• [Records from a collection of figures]
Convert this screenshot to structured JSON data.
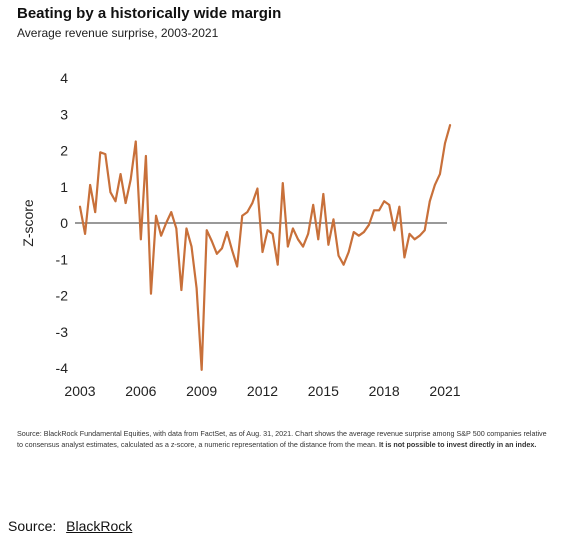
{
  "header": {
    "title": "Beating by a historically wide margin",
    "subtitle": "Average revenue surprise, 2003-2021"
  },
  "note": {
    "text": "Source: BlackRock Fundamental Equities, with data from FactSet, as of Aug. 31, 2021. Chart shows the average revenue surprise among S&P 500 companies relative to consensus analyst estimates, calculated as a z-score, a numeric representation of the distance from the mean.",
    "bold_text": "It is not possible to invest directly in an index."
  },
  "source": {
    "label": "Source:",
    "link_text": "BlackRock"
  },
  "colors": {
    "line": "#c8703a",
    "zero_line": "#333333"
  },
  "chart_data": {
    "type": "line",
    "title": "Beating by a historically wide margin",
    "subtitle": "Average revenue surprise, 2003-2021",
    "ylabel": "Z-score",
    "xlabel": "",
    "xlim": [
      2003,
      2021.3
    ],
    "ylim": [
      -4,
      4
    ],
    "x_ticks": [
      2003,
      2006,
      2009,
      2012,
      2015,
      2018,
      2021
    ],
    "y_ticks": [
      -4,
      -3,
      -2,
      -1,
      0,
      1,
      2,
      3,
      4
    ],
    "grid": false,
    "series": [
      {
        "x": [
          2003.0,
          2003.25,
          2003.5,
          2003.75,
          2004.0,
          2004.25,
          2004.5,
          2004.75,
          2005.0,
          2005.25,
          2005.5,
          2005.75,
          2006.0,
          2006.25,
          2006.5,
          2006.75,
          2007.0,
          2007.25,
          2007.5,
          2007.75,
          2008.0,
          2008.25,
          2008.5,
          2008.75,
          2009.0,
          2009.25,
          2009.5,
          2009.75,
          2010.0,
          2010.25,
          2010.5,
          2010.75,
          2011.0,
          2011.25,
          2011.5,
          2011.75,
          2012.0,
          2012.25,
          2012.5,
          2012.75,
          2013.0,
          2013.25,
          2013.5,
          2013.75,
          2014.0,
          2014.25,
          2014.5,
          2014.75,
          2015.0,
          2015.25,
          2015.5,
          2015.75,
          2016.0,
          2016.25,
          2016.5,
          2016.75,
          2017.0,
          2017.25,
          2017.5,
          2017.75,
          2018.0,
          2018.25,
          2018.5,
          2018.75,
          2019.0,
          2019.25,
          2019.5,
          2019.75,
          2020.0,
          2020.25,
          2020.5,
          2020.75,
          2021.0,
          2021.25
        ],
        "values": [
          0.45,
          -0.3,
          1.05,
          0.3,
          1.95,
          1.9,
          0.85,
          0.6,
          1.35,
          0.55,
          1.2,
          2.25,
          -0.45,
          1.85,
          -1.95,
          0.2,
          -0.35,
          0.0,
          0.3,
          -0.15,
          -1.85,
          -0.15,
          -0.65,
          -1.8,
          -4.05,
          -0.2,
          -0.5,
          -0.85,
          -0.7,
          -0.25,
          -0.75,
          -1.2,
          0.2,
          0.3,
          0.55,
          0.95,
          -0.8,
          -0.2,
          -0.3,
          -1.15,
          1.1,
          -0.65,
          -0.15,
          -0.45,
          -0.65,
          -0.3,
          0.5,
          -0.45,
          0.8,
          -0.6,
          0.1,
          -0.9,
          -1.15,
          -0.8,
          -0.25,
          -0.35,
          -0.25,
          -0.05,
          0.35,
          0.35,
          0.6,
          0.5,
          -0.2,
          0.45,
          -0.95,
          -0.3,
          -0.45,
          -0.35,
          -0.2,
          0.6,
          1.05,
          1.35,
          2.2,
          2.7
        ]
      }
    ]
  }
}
---
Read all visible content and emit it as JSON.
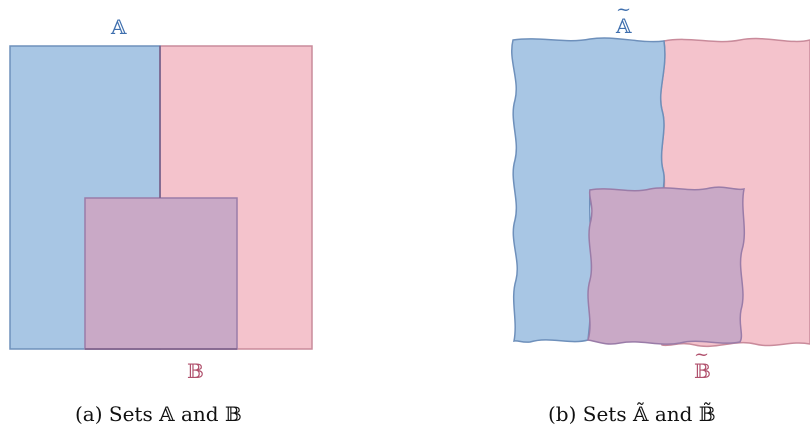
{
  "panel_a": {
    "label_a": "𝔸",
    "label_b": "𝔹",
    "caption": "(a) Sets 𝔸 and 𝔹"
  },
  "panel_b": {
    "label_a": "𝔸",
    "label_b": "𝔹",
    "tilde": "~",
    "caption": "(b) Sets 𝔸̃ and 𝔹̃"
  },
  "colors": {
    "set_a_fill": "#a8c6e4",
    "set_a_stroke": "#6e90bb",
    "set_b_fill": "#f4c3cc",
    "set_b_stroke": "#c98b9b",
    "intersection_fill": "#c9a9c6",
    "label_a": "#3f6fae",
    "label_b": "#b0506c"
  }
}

• [Work to be completed] Take every line from the data above that holds "score" and copy it out.

• [Correct result]
    "text": "Source: BlackRock Fundamental Equities, with data from FactSet, as of Aug. 31, 2021. Chart shows the average revenue surprise among S&P 500 companies relative to consensus analyst estimates, calculated as a z-score, a numeric representation of the distance from the mean.",
    "ylabel": "Z-score",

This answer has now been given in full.